§ **Written request**
Copy the data precisely, keeping every character.
------------------------------------------------
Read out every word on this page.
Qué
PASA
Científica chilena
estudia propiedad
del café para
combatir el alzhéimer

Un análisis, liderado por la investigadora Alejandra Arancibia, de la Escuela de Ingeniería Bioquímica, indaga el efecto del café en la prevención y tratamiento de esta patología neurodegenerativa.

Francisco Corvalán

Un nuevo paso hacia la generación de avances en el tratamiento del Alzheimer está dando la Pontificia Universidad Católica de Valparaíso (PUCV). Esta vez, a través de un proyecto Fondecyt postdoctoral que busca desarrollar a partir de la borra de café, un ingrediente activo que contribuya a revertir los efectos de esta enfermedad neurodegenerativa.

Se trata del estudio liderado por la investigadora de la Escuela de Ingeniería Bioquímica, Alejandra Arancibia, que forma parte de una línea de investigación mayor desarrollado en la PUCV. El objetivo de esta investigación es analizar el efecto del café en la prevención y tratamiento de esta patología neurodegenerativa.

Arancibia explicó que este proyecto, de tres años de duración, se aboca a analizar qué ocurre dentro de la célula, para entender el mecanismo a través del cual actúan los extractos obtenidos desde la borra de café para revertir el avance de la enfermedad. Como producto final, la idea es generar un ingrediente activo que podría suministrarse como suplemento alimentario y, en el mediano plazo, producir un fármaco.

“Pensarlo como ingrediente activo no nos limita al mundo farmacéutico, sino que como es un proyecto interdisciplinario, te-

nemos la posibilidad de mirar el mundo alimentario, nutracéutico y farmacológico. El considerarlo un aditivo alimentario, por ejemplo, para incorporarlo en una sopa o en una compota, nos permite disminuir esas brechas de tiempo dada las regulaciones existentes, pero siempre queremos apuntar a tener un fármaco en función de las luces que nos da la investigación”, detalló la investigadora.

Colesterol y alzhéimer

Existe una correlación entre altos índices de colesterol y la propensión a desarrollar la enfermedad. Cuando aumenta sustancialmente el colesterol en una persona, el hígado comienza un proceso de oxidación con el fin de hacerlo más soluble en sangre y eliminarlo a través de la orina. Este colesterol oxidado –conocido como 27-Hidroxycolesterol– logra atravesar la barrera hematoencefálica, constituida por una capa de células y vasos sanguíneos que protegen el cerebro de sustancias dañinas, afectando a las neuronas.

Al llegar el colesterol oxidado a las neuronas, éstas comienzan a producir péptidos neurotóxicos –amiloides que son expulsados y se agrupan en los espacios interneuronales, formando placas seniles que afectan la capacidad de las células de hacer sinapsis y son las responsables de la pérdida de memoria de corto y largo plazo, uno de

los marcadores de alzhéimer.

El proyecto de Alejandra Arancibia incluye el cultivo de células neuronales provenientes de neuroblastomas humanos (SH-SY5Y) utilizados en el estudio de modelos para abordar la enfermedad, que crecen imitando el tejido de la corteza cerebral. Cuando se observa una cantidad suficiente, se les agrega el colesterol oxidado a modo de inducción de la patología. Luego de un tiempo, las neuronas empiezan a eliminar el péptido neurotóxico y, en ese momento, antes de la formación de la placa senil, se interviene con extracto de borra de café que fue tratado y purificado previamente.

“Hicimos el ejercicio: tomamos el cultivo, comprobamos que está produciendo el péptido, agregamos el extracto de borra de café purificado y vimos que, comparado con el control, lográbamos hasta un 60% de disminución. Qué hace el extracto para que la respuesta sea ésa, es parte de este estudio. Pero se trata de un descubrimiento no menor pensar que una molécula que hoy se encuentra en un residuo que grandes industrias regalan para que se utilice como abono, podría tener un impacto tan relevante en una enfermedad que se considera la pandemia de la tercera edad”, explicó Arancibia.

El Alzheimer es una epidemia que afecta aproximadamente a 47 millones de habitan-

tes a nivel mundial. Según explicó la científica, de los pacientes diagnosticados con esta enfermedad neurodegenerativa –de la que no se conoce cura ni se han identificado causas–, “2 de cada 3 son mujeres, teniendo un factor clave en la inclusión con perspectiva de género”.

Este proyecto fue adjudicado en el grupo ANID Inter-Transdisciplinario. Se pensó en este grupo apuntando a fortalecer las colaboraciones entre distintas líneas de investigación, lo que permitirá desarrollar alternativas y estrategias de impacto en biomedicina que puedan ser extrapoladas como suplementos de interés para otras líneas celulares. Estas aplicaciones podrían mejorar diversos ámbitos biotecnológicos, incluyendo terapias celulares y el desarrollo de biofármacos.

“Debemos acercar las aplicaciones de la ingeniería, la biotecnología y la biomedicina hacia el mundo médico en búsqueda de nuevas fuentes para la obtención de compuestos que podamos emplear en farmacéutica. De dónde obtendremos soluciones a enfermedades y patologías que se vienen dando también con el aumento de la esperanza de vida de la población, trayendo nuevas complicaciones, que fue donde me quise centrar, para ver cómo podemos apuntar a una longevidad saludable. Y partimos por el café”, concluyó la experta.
------------------------------------------------
§ **Task solution**
Read out every word on this page.
Qué
PASA
Científica chilena
estudia propiedad
del café para
combatir el alzhéimer

Un análisis, liderado por la investigadora Alejandra Arancibia, de la Escuela de Ingeniería Bioquímica, indaga el efecto del café en la prevención y tratamiento de esta patología neurodegenerativa.

Francisco Corvalán

Un nuevo paso hacia la generación de avances en el tratamiento del Alzheimer está dando la Pontificia Universidad Católica de Valparaíso (PUCV). Esta vez, a través de un proyecto Fondecyt postdoctoral que busca desarrollar a partir de la borra de café, un ingrediente activo que contribuya a revertir los efectos de esta enfermedad neurodegenerativa.

Se trata del estudio liderado por la investigadora de la Escuela de Ingeniería Bioquímica, Alejandra Arancibia, que forma parte de una línea de investigación mayor desarrollado en la PUCV. El objetivo de esta investigación es analizar el efecto del café en la prevención y tratamiento de esta patología neurodegenerativa.

Arancibia explicó que este proyecto, de tres años de duración, se aboca a analizar qué ocurre dentro de la célula, para entender el mecanismo a través del cual actúan los extractos obtenidos desde la borra de café para revertir el avance de la enfermedad. Como producto final, la idea es generar un ingrediente activo que podría suministrarse como suplemento alimentario y, en el mediano plazo, producir un fármaco.

“Pensarlo como ingrediente activo no nos limita al mundo farmacéutico, sino que como es un proyecto interdisciplinario, te-

nemos la posibilidad de mirar el mundo alimentario, nutracéutico y farmacológico. El considerarlo un aditivo alimentario, por ejemplo, para incorporarlo en una sopa o en una compota, nos permite disminuir esas brechas de tiempo dada las regulaciones existentes, pero siempre queremos apuntar a tener un fármaco en función de las luces que nos da la investigación”, detalló la investigadora.

Colesterol y alzhéimer

Existe una correlación entre altos índices de colesterol y la propensión a desarrollar la enfermedad. Cuando aumenta sustancialmente el colesterol en una persona, el hígado comienza un proceso de oxidación con el fin de hacerlo más soluble en sangre y eliminarlo a través de la orina. Este colesterol oxidado –conocido como 27-Hidroxycolesterol– logra atravesar la barrera hematoencefálica, constituida por una capa de células y vasos sanguíneos que protegen el cerebro de sustancias dañinas, afectando a las neuronas.

Al llegar el colesterol oxidado a las neuronas, éstas comienzan a producir péptidos neurotóxicos –amiloides que son expulsados y se agrupan en los espacios interneuronales, formando placas seniles que afectan la capacidad de las células de hacer sinapsis y son las responsables de la pérdida de memoria de corto y largo plazo, uno de

los marcadores de alzhéimer.

El proyecto de Alejandra Arancibia incluye el cultivo de células neuronales provenientes de neuroblastomas humanos (SH-SY5Y) utilizados en el estudio de modelos para abordar la enfermedad, que crecen imitando el tejido de la corteza cerebral. Cuando se observa una cantidad suficiente, se les agrega el colesterol oxidado a modo de inducción de la patología. Luego de un tiempo, las neuronas empiezan a eliminar el péptido neurotóxico y, en ese momento, antes de la formación de la placa senil, se interviene con extracto de borra de café que fue tratado y purificado previamente.

“Hicimos el ejercicio: tomamos el cultivo, comprobamos que está produciendo el péptido, agregamos el extracto de borra de café purificado y vimos que, comparado con el control, lográbamos hasta un 60% de disminución. Qué hace el extracto para que la respuesta sea ésa, es parte de este estudio. Pero se trata de un descubrimiento no menor pensar que una molécula que hoy se encuentra en un residuo que grandes industrias regalan para que se utilice como abono, podría tener un impacto tan relevante en una enfermedad que se considera la pandemia de la tercera edad”, explicó Arancibia.

El Alzheimer es una epidemia que afecta aproximadamente a 47 millones de habitan-

tes a nivel mundial. Según explicó la científica, de los pacientes diagnosticados con esta enfermedad neurodegenerativa –de la que no se conoce cura ni se han identificado causas–, “2 de cada 3 son mujeres, teniendo un factor clave en la inclusión con perspectiva de género”.

Este proyecto fue adjudicado en el grupo ANID Inter-Transdisciplinario. Se pensó en este grupo apuntando a fortalecer las colaboraciones entre distintas líneas de investigación, lo que permitirá desarrollar alternativas y estrategias de impacto en biomedicina que puedan ser extrapoladas como suplementos de interés para otras líneas celulares. Estas aplicaciones podrían mejorar diversos ámbitos biotecnológicos, incluyendo terapias celulares y el desarrollo de biofármacos.

“Debemos acercar las aplicaciones de la ingeniería, la biotecnología y la biomedicina hacia el mundo médico en búsqueda de nuevas fuentes para la obtención de compuestos que podamos emplear en farmacéutica. De dónde obtendremos soluciones a enfermedades y patologías que se vienen dando también con el aumento de la esperanza de vida de la población, trayendo nuevas complicaciones, que fue donde me quise centrar, para ver cómo podemos apuntar a una longevidad saludable. Y partimos por el café”, concluyó la experta.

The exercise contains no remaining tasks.